DO THIS: Return all of the data exactly as written, without the pictures.

------------------------------------------------

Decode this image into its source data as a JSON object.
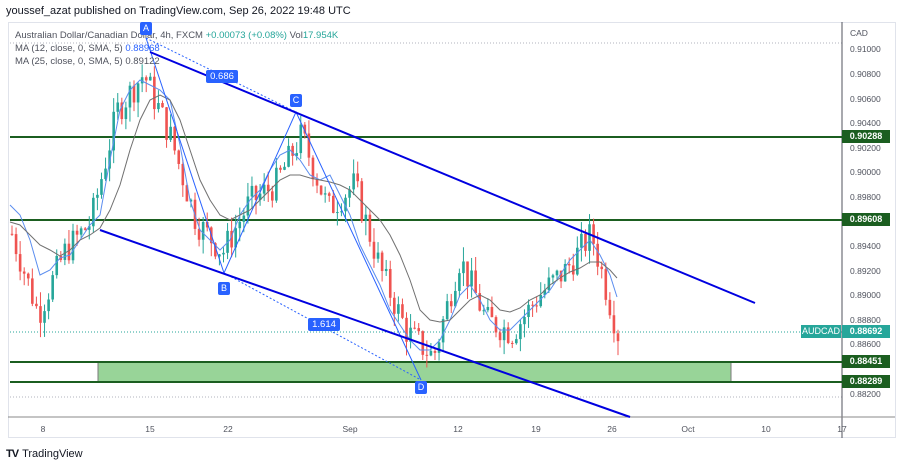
{
  "header": {
    "publisher_line": "youssef_azat published on TradingView.com, Sep 26, 2022 19:48 UTC"
  },
  "legend": {
    "symbol": "Australian Dollar/Canadian Dollar, 4h, FXCM",
    "change": "+0.00073 (+0.08%)",
    "volume_label": "Vol",
    "volume_value": "17.954K",
    "ma1_label": "MA (12, close, 0, SMA, 5)",
    "ma1_value": "0.88968",
    "ma2_label": "MA (25, close, 0, SMA, 5)",
    "ma2_value": "0.89122"
  },
  "price_axis": {
    "currency": "CAD",
    "ticks": [
      "0.91000",
      "0.90800",
      "0.90600",
      "0.90400",
      "0.90200",
      "0.90000",
      "0.89800",
      "0.89400",
      "0.89200",
      "0.89000",
      "0.88800",
      "0.88600",
      "0.88200"
    ]
  },
  "price_tags": {
    "level1": "0.90288",
    "level2": "0.89608",
    "current_symbol": "AUDCAD",
    "current": "0.88692",
    "level3": "0.88451",
    "level4": "0.88289"
  },
  "time_axis": {
    "ticks": [
      "8",
      "15",
      "22",
      "Sep",
      "12",
      "19",
      "26",
      "Oct",
      "10",
      "17"
    ]
  },
  "annotations": {
    "point_a": "A",
    "point_b": "B",
    "point_c": "C",
    "point_d": "D",
    "ratio_ac": "0.686",
    "ratio_bd": "1.614"
  },
  "footer": {
    "brand": "TradingView",
    "logo_glyph": "TV"
  },
  "colors": {
    "up": "#26a69a",
    "down": "#ef5350",
    "channel": "#0000e0",
    "level": "#1b5e20",
    "zone": "#98d498",
    "pattern": "#2962ff",
    "ma1": "#5b8def",
    "ma2": "#707070"
  },
  "chart_data": {
    "type": "candlestick",
    "title": "Australian Dollar/Canadian Dollar, 4h, FXCM",
    "symbol": "AUDCAD",
    "timeframe": "4h",
    "x_ticks": [
      "8",
      "15",
      "22",
      "Sep",
      "12",
      "19",
      "26",
      "Oct",
      "10",
      "17"
    ],
    "y_ticks": [
      0.91,
      0.908,
      0.906,
      0.904,
      0.902,
      0.9,
      0.898,
      0.894,
      0.892,
      0.89,
      0.888,
      0.886,
      0.882
    ],
    "ylim": [
      0.881,
      0.912
    ],
    "last_price": 0.88692,
    "horizontal_levels": [
      0.90288,
      0.89608,
      0.88451,
      0.88289
    ],
    "demand_zone": [
      0.88289,
      0.88451
    ],
    "moving_averages": [
      {
        "name": "MA 12 SMA",
        "last": 0.88968
      },
      {
        "name": "MA 25 SMA",
        "last": 0.89122
      }
    ],
    "pattern_points": [
      {
        "label": "A",
        "date": "Aug 14",
        "price": 0.91
      },
      {
        "label": "B",
        "date": "Aug 22",
        "price": 0.8923
      },
      {
        "label": "C",
        "date": "Aug 29",
        "price": 0.9048
      },
      {
        "label": "D",
        "date": "Sep 9",
        "price": 0.8828
      }
    ],
    "fib_ratios": [
      {
        "between": "A-C",
        "value": 0.686
      },
      {
        "between": "B-D",
        "value": 1.614
      }
    ],
    "approx_closes": [
      {
        "date": "Aug 3",
        "close": 0.895
      },
      {
        "date": "Aug 5",
        "close": 0.8885
      },
      {
        "date": "Aug 8",
        "close": 0.8935
      },
      {
        "date": "Aug 10",
        "close": 0.896
      },
      {
        "date": "Aug 12",
        "close": 0.905
      },
      {
        "date": "Aug 15",
        "close": 0.908
      },
      {
        "date": "Aug 17",
        "close": 0.903
      },
      {
        "date": "Aug 19",
        "close": 0.896
      },
      {
        "date": "Aug 22",
        "close": 0.8935
      },
      {
        "date": "Aug 24",
        "close": 0.8975
      },
      {
        "date": "Aug 26",
        "close": 0.899
      },
      {
        "date": "Aug 29",
        "close": 0.903
      },
      {
        "date": "Aug 31",
        "close": 0.897
      },
      {
        "date": "Sep 2",
        "close": 0.899
      },
      {
        "date": "Sep 5",
        "close": 0.892
      },
      {
        "date": "Sep 7",
        "close": 0.887
      },
      {
        "date": "Sep 9",
        "close": 0.885
      },
      {
        "date": "Sep 12",
        "close": 0.893
      },
      {
        "date": "Sep 14",
        "close": 0.888
      },
      {
        "date": "Sep 16",
        "close": 0.887
      },
      {
        "date": "Sep 19",
        "close": 0.89
      },
      {
        "date": "Sep 21",
        "close": 0.892
      },
      {
        "date": "Sep 23",
        "close": 0.895
      },
      {
        "date": "Sep 26",
        "close": 0.88692
      }
    ]
  }
}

------------------------------------------------

IN RESPONSE:
Decode this image into its source data as a JSON object.
{
  "header": {
    "publisher_line": "youssef_azat published on TradingView.com, Sep 26, 2022 19:48 UTC"
  },
  "legend": {
    "symbol": "Australian Dollar/Canadian Dollar, 4h, FXCM",
    "change": "+0.00073 (+0.08%)",
    "volume_label": "Vol",
    "volume_value": "17.954K",
    "ma1_label": "MA (12, close, 0, SMA, 5)",
    "ma1_value": "0.88968",
    "ma2_label": "MA (25, close, 0, SMA, 5)",
    "ma2_value": "0.89122"
  },
  "price_axis": {
    "currency": "CAD",
    "ticks": [
      "0.91000",
      "0.90800",
      "0.90600",
      "0.90400",
      "0.90200",
      "0.90000",
      "0.89800",
      "0.89400",
      "0.89200",
      "0.89000",
      "0.88800",
      "0.88600",
      "0.88200"
    ]
  },
  "price_tags": {
    "level1": "0.90288",
    "level2": "0.89608",
    "current_symbol": "AUDCAD",
    "current": "0.88692",
    "level3": "0.88451",
    "level4": "0.88289"
  },
  "time_axis": {
    "ticks": [
      "8",
      "15",
      "22",
      "Sep",
      "12",
      "19",
      "26",
      "Oct",
      "10",
      "17"
    ]
  },
  "annotations": {
    "point_a": "A",
    "point_b": "B",
    "point_c": "C",
    "point_d": "D",
    "ratio_ac": "0.686",
    "ratio_bd": "1.614"
  },
  "footer": {
    "brand": "TradingView",
    "logo_glyph": "TV"
  },
  "colors": {
    "up": "#26a69a",
    "down": "#ef5350",
    "channel": "#0000e0",
    "level": "#1b5e20",
    "zone": "#98d498",
    "pattern": "#2962ff",
    "ma1": "#5b8def",
    "ma2": "#707070"
  },
  "chart_data": {
    "type": "candlestick",
    "title": "Australian Dollar/Canadian Dollar, 4h, FXCM",
    "symbol": "AUDCAD",
    "timeframe": "4h",
    "x_ticks": [
      "8",
      "15",
      "22",
      "Sep",
      "12",
      "19",
      "26",
      "Oct",
      "10",
      "17"
    ],
    "y_ticks": [
      0.91,
      0.908,
      0.906,
      0.904,
      0.902,
      0.9,
      0.898,
      0.894,
      0.892,
      0.89,
      0.888,
      0.886,
      0.882
    ],
    "ylim": [
      0.881,
      0.912
    ],
    "last_price": 0.88692,
    "horizontal_levels": [
      0.90288,
      0.89608,
      0.88451,
      0.88289
    ],
    "demand_zone": [
      0.88289,
      0.88451
    ],
    "moving_averages": [
      {
        "name": "MA 12 SMA",
        "last": 0.88968
      },
      {
        "name": "MA 25 SMA",
        "last": 0.89122
      }
    ],
    "pattern_points": [
      {
        "label": "A",
        "date": "Aug 14",
        "price": 0.91
      },
      {
        "label": "B",
        "date": "Aug 22",
        "price": 0.8923
      },
      {
        "label": "C",
        "date": "Aug 29",
        "price": 0.9048
      },
      {
        "label": "D",
        "date": "Sep 9",
        "price": 0.8828
      }
    ],
    "fib_ratios": [
      {
        "between": "A-C",
        "value": 0.686
      },
      {
        "between": "B-D",
        "value": 1.614
      }
    ],
    "approx_closes": [
      {
        "date": "Aug 3",
        "close": 0.895
      },
      {
        "date": "Aug 5",
        "close": 0.8885
      },
      {
        "date": "Aug 8",
        "close": 0.8935
      },
      {
        "date": "Aug 10",
        "close": 0.896
      },
      {
        "date": "Aug 12",
        "close": 0.905
      },
      {
        "date": "Aug 15",
        "close": 0.908
      },
      {
        "date": "Aug 17",
        "close": 0.903
      },
      {
        "date": "Aug 19",
        "close": 0.896
      },
      {
        "date": "Aug 22",
        "close": 0.8935
      },
      {
        "date": "Aug 24",
        "close": 0.8975
      },
      {
        "date": "Aug 26",
        "close": 0.899
      },
      {
        "date": "Aug 29",
        "close": 0.903
      },
      {
        "date": "Aug 31",
        "close": 0.897
      },
      {
        "date": "Sep 2",
        "close": 0.899
      },
      {
        "date": "Sep 5",
        "close": 0.892
      },
      {
        "date": "Sep 7",
        "close": 0.887
      },
      {
        "date": "Sep 9",
        "close": 0.885
      },
      {
        "date": "Sep 12",
        "close": 0.893
      },
      {
        "date": "Sep 14",
        "close": 0.888
      },
      {
        "date": "Sep 16",
        "close": 0.887
      },
      {
        "date": "Sep 19",
        "close": 0.89
      },
      {
        "date": "Sep 21",
        "close": 0.892
      },
      {
        "date": "Sep 23",
        "close": 0.895
      },
      {
        "date": "Sep 26",
        "close": 0.88692
      }
    ]
  }
}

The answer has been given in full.